DIRECTIVE: Lines holding the string "видео" are the ones to copy; find them all in the data.
[SOURCE MATERIAL start]
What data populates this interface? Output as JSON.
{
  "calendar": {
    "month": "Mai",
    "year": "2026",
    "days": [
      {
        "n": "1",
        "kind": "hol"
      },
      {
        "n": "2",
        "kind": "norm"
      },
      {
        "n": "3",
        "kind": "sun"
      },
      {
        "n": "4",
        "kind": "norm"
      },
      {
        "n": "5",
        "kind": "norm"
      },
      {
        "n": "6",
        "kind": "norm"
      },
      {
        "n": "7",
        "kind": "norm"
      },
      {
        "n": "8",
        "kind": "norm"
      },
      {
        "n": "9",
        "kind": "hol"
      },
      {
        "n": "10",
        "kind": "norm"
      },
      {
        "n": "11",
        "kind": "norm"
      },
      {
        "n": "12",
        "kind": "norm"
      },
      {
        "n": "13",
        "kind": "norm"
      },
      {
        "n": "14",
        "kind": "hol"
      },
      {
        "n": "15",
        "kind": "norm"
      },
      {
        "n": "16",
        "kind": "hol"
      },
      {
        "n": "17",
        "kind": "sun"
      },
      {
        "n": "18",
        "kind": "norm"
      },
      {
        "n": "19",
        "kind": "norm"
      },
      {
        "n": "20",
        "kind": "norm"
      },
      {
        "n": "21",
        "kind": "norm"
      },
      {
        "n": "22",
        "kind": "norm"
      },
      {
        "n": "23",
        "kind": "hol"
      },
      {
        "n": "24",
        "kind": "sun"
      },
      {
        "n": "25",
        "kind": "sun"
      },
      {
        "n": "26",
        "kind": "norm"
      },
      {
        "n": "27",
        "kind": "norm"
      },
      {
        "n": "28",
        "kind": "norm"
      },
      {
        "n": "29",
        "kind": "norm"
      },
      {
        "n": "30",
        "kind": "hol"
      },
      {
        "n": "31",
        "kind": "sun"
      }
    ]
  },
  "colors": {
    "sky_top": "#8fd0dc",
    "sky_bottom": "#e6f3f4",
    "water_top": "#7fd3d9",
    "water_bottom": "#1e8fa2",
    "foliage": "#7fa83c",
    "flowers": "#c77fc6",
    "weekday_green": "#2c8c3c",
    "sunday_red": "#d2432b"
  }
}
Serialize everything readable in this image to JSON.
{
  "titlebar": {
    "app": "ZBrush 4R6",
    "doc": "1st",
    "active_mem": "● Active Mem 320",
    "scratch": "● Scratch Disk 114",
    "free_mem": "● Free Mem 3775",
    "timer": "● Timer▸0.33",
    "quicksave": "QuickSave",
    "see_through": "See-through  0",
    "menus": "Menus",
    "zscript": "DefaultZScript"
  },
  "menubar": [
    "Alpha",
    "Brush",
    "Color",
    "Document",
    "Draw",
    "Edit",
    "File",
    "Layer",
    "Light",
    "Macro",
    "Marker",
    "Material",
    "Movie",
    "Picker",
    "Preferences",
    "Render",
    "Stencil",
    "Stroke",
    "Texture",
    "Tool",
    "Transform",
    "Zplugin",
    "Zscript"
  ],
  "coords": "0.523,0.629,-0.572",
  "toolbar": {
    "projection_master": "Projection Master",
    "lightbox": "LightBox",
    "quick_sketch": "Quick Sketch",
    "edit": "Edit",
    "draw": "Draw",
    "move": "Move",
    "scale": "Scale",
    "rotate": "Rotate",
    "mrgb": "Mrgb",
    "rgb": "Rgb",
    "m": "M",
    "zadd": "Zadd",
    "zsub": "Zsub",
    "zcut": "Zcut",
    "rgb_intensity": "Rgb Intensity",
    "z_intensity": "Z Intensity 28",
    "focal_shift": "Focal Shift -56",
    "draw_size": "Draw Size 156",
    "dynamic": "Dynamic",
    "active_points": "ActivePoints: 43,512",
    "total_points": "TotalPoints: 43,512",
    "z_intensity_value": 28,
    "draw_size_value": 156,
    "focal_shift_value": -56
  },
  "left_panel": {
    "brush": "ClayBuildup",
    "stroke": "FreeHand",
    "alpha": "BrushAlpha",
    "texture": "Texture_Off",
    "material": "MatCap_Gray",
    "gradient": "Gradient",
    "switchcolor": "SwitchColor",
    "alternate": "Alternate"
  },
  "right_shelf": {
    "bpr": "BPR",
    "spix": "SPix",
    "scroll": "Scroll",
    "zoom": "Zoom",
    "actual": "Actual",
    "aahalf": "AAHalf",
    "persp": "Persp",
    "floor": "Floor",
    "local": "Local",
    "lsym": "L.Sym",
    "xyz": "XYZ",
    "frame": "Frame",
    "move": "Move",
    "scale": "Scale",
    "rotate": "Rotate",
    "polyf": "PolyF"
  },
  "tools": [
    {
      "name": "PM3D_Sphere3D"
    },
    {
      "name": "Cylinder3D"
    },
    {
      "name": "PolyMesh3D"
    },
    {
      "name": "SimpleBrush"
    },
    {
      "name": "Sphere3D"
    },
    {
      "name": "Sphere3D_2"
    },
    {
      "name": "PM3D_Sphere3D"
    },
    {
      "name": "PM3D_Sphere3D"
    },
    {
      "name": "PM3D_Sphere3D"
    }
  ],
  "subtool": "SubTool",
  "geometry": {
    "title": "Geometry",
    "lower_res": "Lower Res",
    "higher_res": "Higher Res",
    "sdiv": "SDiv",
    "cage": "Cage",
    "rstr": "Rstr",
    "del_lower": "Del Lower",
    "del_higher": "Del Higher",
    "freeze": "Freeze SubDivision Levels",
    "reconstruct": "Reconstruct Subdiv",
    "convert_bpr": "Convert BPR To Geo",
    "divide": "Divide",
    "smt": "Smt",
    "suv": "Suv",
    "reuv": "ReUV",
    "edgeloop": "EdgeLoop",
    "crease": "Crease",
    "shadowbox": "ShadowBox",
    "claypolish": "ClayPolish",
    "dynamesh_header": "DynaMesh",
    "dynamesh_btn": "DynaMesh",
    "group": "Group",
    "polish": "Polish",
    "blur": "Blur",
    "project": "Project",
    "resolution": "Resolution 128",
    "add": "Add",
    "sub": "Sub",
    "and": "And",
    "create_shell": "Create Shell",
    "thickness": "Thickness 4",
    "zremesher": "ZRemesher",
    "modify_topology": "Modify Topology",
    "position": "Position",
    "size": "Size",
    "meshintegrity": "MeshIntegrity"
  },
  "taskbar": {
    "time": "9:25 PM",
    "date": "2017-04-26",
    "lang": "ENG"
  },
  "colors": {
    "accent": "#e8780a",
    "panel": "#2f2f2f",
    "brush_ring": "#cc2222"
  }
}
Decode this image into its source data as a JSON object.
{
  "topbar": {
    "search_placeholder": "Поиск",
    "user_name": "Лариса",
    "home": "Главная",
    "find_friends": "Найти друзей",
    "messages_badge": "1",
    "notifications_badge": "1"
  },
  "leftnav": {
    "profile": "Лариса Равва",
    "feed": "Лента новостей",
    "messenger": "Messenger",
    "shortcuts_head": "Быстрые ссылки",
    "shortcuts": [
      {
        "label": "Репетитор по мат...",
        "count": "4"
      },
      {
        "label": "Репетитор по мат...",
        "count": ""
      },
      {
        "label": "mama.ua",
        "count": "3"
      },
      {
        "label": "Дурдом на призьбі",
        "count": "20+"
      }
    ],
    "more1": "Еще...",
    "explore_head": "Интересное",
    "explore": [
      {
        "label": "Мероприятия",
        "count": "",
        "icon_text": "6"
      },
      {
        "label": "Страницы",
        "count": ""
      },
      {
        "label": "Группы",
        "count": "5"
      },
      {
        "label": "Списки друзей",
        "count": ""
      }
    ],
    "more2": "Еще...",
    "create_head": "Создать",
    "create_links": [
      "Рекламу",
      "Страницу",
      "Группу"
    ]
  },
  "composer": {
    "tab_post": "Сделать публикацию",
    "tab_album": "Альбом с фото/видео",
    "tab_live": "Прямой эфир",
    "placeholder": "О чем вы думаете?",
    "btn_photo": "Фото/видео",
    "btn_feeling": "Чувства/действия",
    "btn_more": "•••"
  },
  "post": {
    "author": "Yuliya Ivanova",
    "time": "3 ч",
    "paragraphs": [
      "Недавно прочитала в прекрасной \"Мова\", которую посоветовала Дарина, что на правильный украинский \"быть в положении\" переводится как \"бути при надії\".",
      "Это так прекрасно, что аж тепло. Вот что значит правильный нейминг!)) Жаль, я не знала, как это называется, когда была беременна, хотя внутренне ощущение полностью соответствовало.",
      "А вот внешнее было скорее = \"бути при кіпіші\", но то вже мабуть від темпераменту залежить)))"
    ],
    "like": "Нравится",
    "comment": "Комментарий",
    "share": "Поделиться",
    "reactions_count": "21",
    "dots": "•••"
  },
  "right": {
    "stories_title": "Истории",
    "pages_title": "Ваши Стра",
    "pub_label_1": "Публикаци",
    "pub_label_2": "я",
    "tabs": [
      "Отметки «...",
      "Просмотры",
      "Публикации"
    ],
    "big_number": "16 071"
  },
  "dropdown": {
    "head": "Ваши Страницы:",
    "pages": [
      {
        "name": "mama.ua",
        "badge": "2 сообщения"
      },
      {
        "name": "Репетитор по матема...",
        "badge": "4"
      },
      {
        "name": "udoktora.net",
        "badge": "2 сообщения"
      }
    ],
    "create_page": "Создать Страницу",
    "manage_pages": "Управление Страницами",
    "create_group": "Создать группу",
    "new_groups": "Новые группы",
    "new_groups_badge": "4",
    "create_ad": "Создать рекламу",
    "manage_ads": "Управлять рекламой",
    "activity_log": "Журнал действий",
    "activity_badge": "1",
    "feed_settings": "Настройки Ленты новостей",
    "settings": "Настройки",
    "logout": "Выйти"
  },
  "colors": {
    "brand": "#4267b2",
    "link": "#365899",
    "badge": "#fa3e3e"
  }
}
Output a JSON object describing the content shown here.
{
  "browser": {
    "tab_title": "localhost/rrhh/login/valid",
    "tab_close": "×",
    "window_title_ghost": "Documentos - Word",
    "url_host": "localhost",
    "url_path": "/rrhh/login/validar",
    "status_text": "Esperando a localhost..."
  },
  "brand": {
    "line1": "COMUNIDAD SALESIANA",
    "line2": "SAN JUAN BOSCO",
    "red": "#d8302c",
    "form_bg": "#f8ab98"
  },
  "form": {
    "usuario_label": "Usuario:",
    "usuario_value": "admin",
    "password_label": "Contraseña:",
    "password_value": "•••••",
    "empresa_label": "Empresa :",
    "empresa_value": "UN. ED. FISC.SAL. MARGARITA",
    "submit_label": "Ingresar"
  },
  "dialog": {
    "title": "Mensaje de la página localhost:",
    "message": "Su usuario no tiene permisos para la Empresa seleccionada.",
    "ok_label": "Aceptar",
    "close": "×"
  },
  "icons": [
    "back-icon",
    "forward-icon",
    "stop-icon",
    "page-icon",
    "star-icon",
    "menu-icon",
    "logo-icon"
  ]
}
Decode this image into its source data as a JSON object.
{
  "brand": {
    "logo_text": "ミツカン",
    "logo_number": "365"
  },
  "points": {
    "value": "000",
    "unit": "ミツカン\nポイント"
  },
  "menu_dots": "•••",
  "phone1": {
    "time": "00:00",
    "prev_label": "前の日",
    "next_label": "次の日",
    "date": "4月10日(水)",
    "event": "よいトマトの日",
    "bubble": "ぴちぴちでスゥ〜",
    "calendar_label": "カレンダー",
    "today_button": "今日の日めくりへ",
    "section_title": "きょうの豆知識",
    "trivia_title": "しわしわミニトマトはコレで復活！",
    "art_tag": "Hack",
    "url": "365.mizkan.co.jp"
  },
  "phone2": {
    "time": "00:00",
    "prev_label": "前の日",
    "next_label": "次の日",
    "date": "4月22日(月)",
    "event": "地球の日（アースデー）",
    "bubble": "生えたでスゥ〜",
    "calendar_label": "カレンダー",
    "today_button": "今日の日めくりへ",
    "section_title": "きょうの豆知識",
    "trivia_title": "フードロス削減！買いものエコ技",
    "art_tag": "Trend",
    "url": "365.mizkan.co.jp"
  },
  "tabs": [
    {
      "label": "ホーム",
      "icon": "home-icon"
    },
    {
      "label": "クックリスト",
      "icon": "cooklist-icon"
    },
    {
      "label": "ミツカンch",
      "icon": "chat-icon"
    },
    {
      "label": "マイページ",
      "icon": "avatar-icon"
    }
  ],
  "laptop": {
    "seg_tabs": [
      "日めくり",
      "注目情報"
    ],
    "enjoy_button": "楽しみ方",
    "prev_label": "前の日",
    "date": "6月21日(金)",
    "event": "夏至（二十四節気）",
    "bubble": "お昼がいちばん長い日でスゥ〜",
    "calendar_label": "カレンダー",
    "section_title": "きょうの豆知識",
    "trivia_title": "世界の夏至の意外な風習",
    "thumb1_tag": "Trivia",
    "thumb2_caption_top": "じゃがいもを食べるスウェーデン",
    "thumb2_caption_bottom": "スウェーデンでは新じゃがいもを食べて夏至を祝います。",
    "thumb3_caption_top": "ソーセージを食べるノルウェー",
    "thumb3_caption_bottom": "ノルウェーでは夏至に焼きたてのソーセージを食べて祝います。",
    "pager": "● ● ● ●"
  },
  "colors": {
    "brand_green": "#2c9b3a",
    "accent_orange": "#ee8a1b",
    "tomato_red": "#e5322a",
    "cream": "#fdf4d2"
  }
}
[SOURCE MATERIAL end]
TASK ANSWER:
    "tab_album": "Альбом с фото/видео",
    "btn_photo": "Фото/видео",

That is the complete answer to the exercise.